**Page transcription dataset items**

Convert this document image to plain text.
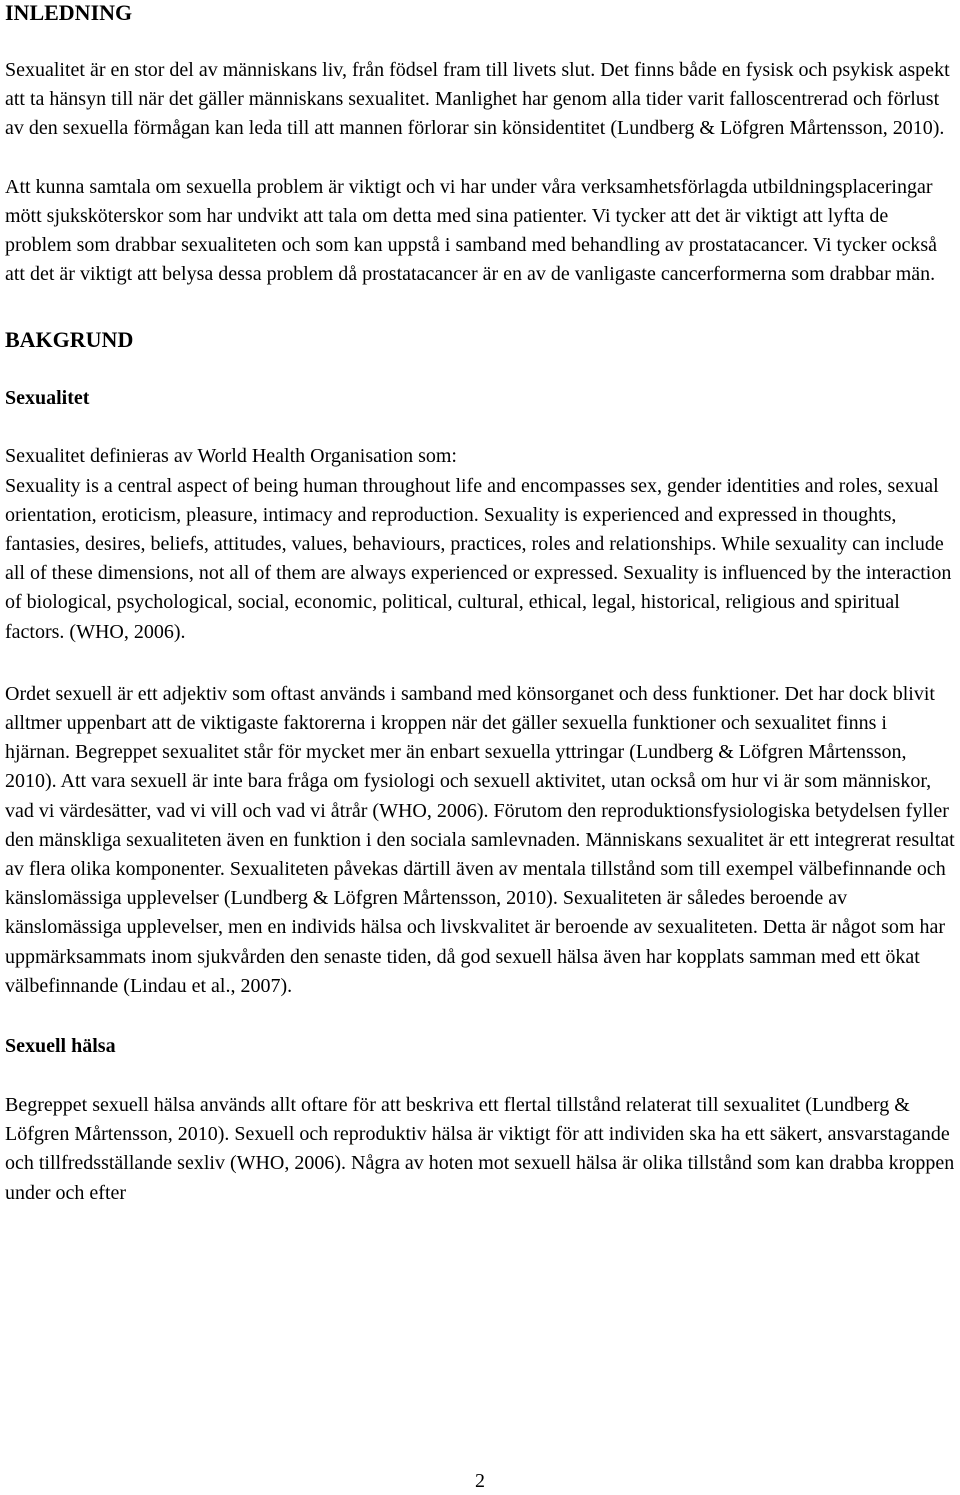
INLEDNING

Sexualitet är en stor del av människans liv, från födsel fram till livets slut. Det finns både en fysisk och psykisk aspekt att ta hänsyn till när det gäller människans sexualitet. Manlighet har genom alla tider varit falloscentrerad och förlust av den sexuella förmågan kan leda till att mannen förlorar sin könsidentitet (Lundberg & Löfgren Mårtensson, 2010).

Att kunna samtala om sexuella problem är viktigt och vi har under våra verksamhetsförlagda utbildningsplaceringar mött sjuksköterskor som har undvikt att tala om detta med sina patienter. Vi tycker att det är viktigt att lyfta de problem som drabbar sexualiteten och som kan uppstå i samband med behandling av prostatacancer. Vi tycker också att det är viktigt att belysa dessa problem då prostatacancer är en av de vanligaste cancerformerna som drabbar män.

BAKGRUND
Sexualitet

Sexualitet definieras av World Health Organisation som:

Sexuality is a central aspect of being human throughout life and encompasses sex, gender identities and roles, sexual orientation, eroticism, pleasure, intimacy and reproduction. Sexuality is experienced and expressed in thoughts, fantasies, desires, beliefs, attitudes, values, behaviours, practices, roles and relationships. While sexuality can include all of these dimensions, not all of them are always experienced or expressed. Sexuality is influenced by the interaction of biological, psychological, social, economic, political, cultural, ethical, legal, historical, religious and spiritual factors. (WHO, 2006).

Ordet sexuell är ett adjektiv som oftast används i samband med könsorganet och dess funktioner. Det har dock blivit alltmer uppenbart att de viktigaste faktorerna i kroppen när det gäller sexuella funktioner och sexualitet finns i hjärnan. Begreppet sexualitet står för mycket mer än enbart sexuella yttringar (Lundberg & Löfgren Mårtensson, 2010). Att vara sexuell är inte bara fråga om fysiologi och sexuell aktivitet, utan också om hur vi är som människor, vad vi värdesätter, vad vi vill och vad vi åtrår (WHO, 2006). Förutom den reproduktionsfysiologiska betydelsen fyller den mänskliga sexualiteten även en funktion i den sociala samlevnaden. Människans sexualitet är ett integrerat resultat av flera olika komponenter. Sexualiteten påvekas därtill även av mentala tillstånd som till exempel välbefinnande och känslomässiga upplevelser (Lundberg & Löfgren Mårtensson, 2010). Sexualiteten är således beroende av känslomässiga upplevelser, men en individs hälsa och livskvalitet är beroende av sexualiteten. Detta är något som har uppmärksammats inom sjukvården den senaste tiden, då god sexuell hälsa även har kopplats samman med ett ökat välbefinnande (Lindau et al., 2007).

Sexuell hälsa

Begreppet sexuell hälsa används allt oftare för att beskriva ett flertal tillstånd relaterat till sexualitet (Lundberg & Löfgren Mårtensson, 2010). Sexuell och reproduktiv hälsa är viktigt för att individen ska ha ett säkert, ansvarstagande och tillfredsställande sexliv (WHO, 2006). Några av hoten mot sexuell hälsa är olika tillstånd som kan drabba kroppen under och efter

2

==

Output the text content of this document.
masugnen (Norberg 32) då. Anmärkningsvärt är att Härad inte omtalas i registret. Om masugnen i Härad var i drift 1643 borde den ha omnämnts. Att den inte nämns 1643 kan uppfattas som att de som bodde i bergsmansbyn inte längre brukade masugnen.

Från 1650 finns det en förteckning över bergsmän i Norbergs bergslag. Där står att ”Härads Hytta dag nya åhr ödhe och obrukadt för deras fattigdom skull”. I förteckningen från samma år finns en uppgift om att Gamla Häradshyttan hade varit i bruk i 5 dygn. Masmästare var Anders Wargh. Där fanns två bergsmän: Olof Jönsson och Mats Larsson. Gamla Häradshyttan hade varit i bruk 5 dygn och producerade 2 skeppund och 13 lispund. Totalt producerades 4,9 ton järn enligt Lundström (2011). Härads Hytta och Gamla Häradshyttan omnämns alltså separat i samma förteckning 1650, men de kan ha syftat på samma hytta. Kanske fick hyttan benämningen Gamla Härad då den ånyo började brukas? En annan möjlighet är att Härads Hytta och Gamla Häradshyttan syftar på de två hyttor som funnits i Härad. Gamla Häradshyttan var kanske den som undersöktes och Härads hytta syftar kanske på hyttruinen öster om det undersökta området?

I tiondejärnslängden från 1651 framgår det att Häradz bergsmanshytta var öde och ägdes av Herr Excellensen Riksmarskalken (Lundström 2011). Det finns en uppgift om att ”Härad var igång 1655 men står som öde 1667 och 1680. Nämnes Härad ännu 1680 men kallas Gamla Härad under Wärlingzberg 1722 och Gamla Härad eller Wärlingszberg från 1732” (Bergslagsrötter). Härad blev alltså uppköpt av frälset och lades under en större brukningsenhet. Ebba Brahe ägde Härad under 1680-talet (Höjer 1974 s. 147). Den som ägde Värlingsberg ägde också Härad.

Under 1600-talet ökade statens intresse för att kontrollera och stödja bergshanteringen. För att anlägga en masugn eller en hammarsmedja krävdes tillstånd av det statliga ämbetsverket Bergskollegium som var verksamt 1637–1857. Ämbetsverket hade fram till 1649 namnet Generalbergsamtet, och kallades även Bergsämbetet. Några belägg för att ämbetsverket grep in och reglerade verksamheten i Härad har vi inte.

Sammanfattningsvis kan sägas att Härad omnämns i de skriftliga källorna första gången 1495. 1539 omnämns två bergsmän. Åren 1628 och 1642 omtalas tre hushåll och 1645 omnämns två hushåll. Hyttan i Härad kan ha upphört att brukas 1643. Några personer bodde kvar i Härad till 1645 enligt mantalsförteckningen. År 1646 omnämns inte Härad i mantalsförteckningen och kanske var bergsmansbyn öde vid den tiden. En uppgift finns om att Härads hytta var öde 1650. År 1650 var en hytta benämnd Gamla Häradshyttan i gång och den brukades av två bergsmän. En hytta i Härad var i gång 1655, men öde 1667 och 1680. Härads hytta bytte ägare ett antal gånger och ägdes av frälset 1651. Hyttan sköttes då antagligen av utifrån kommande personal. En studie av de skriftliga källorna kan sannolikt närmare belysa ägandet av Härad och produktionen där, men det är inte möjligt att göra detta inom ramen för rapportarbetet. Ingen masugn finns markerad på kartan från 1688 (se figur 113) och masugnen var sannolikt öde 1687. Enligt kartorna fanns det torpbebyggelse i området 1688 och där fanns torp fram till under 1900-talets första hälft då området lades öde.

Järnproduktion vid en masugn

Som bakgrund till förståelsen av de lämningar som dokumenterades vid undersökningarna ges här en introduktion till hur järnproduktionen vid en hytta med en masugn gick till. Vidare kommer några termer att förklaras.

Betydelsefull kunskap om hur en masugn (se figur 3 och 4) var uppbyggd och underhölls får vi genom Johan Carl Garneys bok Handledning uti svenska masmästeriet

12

**THE TASK**
Across the entries, how many lines contain the word "text"? State that number and nothing else.

**RESULT OF THE TASK**
2